[Dataset excerpt]

▬▬▬▬▬▬

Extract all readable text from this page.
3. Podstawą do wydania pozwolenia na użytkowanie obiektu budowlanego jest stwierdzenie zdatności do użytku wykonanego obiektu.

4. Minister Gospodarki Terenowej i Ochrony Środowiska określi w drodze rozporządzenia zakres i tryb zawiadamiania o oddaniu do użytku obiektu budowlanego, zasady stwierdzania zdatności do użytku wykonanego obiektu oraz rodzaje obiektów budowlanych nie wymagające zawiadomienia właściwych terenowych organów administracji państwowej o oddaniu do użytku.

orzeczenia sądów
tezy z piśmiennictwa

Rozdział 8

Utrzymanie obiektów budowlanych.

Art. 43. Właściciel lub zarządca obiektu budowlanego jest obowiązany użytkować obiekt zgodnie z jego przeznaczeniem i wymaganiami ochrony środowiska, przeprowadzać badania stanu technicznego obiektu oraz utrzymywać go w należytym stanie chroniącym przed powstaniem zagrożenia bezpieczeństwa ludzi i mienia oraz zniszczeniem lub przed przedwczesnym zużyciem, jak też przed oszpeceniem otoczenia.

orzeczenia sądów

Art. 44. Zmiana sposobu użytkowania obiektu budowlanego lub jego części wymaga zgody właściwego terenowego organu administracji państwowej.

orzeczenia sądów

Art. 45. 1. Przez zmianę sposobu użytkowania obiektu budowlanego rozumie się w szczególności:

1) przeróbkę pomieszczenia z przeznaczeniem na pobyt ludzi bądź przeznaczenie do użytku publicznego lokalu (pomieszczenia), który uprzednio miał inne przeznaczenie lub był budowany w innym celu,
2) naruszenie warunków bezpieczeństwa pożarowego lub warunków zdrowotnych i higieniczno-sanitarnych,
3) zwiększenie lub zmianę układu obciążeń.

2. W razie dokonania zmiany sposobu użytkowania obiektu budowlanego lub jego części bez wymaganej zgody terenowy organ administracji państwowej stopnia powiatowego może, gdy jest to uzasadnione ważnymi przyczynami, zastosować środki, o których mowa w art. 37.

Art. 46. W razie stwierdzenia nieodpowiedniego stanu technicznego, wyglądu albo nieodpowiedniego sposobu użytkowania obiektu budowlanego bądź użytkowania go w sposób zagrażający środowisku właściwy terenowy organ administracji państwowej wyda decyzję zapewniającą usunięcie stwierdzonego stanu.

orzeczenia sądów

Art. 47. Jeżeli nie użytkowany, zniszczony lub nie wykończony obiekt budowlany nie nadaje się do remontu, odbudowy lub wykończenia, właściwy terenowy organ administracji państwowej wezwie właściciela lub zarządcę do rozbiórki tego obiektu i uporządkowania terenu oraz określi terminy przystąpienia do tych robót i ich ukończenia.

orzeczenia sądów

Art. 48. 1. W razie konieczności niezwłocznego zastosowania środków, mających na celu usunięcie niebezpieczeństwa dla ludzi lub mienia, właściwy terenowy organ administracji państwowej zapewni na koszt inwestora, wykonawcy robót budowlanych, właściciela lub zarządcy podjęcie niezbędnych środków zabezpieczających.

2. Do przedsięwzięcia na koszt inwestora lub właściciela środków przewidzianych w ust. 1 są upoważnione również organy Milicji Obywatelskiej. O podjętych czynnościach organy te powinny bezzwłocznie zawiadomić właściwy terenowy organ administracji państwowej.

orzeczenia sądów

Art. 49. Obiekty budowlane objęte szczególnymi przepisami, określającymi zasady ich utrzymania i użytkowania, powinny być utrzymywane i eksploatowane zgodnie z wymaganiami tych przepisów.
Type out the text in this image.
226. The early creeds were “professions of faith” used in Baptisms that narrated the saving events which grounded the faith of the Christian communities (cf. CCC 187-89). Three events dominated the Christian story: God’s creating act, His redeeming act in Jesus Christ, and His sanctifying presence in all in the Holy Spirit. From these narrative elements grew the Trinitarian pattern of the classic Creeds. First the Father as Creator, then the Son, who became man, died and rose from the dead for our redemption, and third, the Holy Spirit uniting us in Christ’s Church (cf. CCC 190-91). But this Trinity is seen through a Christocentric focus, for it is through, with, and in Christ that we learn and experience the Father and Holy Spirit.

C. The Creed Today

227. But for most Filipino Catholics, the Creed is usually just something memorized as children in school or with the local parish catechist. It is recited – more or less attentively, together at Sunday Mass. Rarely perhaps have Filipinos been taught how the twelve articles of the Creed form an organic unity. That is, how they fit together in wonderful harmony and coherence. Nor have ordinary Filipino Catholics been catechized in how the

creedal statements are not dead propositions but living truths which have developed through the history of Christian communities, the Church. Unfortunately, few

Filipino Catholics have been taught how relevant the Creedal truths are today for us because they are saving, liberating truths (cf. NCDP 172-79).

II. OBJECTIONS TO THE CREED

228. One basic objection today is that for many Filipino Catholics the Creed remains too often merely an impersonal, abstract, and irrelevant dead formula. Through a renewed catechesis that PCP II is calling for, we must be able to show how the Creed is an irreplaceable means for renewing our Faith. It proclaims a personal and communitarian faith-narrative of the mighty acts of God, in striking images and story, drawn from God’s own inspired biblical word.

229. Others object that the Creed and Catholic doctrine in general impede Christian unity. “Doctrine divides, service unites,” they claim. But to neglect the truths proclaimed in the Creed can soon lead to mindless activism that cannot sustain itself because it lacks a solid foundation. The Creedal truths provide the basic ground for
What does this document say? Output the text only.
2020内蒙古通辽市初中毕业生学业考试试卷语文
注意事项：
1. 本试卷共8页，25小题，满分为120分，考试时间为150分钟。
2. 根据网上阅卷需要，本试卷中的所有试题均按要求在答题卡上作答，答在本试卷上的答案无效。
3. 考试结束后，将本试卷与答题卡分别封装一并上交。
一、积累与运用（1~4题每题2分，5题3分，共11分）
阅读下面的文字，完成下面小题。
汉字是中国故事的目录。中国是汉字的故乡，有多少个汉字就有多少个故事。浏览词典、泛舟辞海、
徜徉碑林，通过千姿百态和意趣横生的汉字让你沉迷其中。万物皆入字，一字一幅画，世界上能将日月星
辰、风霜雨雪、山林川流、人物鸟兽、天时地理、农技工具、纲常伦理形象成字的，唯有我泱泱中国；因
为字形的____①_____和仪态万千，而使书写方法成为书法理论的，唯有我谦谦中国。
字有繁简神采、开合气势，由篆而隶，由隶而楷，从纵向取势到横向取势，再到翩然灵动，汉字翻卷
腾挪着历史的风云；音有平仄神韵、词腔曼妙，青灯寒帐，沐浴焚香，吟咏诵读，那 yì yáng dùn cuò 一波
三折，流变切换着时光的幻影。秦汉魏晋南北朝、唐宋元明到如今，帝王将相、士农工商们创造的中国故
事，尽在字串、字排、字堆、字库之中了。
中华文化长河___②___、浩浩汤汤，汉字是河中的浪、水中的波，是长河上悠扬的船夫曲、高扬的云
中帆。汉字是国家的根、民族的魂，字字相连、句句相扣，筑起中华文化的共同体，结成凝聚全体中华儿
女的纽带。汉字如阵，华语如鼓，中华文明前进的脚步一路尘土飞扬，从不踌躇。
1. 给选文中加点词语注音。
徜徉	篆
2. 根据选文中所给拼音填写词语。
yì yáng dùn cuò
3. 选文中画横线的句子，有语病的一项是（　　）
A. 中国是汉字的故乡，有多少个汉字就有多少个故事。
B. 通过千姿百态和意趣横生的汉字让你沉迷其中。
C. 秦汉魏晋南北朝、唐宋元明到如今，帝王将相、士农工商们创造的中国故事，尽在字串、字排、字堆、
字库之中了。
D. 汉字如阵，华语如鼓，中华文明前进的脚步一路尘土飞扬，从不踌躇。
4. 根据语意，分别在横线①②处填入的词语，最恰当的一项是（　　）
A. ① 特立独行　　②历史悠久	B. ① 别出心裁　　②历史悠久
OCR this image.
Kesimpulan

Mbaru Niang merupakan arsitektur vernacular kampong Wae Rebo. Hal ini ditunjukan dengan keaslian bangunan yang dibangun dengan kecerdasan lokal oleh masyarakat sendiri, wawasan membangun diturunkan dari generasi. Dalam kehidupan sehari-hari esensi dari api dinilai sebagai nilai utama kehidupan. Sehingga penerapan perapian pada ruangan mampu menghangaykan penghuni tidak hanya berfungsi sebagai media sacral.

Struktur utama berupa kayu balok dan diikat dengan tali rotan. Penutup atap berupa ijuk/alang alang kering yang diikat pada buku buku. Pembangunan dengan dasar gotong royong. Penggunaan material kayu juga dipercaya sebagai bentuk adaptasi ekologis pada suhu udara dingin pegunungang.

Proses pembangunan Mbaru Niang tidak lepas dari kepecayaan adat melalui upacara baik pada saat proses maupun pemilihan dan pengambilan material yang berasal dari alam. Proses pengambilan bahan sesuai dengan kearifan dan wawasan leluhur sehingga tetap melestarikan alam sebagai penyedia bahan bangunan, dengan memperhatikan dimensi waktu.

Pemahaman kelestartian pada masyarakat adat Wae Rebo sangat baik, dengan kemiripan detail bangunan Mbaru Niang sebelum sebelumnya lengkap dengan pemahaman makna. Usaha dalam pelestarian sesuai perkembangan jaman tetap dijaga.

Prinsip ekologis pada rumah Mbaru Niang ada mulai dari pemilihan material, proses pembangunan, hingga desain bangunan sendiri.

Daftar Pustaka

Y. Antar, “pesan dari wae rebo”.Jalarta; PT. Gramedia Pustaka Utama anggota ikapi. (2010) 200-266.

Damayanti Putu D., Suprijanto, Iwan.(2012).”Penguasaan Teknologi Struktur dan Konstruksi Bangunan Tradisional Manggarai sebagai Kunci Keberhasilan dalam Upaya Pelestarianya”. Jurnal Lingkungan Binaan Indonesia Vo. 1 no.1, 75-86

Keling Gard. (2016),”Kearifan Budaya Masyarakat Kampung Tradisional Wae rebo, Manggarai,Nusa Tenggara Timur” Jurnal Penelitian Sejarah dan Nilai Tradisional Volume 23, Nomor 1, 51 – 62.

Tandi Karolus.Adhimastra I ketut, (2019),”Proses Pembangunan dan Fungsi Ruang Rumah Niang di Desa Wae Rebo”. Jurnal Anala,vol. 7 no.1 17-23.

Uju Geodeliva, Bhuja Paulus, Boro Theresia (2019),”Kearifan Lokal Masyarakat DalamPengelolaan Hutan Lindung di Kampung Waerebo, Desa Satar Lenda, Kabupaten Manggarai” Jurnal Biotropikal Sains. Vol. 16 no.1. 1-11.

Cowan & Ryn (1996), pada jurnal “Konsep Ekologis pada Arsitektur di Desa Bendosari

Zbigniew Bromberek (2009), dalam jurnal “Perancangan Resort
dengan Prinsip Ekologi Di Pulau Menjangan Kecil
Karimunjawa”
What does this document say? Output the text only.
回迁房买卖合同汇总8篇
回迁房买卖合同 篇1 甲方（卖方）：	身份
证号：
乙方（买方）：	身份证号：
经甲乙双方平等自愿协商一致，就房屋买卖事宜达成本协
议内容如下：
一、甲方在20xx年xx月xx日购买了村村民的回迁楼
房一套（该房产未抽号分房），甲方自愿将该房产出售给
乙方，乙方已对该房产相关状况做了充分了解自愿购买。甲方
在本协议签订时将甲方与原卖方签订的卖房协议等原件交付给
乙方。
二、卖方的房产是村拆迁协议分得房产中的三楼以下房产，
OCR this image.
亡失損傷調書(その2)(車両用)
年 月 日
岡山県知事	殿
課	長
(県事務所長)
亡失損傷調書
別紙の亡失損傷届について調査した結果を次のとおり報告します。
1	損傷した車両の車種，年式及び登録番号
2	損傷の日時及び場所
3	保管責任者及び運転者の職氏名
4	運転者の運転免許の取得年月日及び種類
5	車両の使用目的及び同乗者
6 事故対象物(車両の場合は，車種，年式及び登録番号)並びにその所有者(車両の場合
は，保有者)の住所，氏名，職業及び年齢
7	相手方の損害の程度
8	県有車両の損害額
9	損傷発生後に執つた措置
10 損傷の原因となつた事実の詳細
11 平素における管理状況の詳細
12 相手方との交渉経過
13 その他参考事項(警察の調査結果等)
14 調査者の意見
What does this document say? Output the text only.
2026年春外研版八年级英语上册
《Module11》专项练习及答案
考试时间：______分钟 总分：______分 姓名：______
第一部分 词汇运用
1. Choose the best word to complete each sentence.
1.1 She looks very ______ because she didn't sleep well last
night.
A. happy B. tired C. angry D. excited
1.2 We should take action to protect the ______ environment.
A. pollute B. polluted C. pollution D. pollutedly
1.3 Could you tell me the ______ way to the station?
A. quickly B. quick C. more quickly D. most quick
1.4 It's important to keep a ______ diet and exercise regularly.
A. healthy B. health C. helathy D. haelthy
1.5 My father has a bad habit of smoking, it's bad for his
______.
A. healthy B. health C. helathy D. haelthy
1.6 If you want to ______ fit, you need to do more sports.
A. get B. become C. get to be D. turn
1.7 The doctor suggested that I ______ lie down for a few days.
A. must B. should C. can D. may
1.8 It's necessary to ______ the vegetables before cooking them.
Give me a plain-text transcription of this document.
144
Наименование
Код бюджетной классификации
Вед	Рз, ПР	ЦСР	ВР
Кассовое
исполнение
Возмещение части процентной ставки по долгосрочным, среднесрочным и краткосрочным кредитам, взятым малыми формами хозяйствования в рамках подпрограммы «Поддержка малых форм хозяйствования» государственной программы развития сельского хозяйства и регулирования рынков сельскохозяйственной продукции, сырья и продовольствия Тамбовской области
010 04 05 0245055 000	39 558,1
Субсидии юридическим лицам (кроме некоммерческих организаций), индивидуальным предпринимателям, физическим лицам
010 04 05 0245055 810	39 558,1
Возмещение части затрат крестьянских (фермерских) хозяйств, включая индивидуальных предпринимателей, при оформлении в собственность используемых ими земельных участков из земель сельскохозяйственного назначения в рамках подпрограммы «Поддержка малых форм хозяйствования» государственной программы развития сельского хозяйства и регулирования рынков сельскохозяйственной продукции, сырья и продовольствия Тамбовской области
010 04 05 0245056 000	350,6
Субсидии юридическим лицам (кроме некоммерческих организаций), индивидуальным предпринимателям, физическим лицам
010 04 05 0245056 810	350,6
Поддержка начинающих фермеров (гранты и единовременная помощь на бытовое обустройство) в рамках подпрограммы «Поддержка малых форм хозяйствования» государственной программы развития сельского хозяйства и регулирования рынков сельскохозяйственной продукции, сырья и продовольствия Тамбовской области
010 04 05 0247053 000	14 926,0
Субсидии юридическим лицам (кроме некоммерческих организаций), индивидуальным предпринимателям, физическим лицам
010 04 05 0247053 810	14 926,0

▬▬▬▬▬▬

[Request]:
Return every line from the records above that holds the word "Filipino".

[Solution to this problem]:
227. But for most Filipino Catholics, the Creed is usually just something memorized as children in school or with the local parish catechist. It is recited – more or less attentively, together at Sunday Mass. Rarely perhaps have Filipinos been taught how the twelve articles of the Creed form an organic unity. That is, how they fit together in wonderful harmony and coherence. Nor have ordinary Filipino Catholics been catechized in how the
Filipino Catholics have been taught how relevant the Creedal truths are today for us because they are saving, liberating truths (cf. NCDP 172-79).
228. One basic objection today is that for many Filipino Catholics the Creed remains too often merely an impersonal, abstract, and irrelevant dead formula. Through a renewed catechesis that PCP II is calling for, we must be able to show how the Creed is an irreplaceable means for renewing our Faith. It proclaims a personal and communitarian faith-narrative of the mighty acts of God, in striking images and story, drawn from God’s own inspired biblical word.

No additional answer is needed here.